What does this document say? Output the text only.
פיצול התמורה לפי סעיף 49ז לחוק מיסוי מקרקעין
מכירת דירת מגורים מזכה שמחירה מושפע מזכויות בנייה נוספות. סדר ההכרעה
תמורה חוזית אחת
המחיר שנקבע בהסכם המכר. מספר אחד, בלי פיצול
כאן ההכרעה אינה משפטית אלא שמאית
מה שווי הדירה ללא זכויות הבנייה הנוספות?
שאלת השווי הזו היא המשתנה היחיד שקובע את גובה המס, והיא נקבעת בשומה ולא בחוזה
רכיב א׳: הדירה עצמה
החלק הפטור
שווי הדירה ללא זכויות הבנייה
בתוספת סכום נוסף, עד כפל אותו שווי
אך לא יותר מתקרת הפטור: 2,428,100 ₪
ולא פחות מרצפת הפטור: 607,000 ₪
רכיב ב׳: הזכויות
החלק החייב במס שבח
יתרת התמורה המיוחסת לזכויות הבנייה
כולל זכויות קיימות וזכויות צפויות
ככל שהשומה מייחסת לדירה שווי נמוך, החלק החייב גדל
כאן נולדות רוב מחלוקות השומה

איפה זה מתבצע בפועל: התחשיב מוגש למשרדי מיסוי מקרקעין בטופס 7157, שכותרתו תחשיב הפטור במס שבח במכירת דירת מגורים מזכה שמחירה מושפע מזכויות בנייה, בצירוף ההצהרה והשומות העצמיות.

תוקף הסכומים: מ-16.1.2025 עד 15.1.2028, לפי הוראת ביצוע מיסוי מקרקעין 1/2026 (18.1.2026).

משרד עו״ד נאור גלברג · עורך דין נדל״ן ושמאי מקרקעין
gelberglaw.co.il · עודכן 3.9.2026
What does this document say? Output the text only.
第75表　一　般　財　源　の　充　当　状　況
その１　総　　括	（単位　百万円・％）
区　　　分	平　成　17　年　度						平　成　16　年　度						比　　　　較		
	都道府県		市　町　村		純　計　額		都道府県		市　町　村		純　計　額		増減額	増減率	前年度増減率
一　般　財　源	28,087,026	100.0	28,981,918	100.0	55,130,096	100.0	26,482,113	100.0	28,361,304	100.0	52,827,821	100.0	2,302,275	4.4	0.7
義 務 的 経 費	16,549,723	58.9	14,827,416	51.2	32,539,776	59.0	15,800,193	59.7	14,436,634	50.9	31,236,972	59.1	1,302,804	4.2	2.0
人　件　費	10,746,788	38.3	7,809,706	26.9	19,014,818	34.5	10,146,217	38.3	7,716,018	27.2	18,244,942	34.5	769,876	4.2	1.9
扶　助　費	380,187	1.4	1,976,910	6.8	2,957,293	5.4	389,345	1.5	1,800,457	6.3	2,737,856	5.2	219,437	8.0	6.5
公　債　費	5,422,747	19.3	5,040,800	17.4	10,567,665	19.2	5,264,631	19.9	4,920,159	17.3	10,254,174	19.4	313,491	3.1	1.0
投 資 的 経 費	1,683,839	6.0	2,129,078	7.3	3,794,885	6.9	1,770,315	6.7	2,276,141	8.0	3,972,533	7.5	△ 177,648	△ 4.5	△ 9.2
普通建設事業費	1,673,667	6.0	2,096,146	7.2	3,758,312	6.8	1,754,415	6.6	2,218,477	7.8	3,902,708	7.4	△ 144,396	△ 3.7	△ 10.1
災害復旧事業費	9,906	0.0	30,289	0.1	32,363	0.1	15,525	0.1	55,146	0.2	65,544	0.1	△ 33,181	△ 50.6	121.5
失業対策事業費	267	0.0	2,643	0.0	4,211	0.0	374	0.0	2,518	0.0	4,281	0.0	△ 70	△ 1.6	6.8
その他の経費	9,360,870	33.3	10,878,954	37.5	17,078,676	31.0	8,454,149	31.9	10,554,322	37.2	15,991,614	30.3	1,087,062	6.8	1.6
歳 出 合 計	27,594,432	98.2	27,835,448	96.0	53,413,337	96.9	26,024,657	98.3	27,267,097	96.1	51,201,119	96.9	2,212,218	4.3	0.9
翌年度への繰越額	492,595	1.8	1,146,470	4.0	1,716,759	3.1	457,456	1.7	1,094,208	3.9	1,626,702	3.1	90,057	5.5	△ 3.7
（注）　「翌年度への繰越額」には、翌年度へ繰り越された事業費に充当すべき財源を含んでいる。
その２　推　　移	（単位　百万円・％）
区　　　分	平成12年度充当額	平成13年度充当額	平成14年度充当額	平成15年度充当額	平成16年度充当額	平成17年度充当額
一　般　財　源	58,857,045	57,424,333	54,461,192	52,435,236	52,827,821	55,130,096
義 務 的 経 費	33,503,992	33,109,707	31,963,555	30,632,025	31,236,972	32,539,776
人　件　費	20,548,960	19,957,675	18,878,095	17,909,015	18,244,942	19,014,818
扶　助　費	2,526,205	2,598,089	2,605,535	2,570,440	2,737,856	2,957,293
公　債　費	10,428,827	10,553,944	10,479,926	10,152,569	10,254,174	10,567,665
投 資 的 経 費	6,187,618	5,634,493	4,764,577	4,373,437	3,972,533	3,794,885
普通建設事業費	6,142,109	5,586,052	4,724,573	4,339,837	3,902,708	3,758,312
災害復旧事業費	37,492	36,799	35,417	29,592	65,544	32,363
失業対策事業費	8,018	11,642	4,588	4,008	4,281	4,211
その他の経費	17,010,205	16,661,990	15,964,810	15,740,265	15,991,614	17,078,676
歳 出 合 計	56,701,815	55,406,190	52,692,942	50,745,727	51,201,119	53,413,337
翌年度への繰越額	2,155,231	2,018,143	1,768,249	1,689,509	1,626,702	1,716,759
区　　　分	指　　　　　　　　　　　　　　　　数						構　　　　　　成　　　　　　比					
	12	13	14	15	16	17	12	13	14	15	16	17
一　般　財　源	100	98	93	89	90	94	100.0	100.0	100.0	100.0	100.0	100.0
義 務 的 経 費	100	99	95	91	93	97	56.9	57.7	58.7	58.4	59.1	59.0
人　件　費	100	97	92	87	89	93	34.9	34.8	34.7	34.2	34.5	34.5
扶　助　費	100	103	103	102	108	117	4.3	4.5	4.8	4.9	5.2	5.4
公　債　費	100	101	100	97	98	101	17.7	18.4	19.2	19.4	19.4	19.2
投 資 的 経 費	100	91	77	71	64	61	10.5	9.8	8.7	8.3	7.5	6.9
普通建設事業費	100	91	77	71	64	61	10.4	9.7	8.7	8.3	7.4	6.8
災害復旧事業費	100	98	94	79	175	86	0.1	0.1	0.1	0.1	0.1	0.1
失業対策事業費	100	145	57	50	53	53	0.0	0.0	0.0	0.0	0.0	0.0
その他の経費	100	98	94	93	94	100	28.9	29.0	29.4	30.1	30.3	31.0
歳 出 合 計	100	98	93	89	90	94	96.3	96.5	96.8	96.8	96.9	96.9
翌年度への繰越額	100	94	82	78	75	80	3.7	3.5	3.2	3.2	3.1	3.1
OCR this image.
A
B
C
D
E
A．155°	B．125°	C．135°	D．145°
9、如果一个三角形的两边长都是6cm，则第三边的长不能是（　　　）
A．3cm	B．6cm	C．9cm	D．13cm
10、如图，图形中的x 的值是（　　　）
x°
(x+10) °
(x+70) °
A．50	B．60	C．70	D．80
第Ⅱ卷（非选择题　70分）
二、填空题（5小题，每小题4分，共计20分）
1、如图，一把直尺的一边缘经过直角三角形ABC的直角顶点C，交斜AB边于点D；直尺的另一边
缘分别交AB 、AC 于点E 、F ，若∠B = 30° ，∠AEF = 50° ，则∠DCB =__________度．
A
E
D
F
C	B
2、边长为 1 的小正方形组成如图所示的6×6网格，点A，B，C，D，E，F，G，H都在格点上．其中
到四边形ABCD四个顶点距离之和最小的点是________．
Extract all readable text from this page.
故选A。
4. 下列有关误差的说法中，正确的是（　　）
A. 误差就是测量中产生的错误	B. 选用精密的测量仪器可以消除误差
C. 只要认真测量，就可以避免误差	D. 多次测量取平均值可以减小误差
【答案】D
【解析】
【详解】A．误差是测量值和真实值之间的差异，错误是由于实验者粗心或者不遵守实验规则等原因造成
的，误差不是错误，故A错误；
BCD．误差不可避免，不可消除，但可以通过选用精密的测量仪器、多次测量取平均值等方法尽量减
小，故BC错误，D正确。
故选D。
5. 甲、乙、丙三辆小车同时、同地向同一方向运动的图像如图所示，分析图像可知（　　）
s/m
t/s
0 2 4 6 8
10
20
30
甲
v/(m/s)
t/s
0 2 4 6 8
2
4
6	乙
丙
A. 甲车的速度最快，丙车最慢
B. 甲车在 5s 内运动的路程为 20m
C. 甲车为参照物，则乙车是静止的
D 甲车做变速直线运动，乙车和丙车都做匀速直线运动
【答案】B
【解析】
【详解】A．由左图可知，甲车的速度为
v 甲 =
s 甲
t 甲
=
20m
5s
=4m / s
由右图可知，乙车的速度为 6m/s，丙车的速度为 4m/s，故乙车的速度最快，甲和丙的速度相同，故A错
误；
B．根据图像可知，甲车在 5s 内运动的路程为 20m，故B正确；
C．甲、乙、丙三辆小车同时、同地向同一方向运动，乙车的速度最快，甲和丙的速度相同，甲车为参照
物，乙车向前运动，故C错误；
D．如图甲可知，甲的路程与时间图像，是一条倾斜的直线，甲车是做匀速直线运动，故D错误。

---

Challenge: Give the number of lines in the listing above that contain "מושפע", and nothing else.

Completed exercise: 2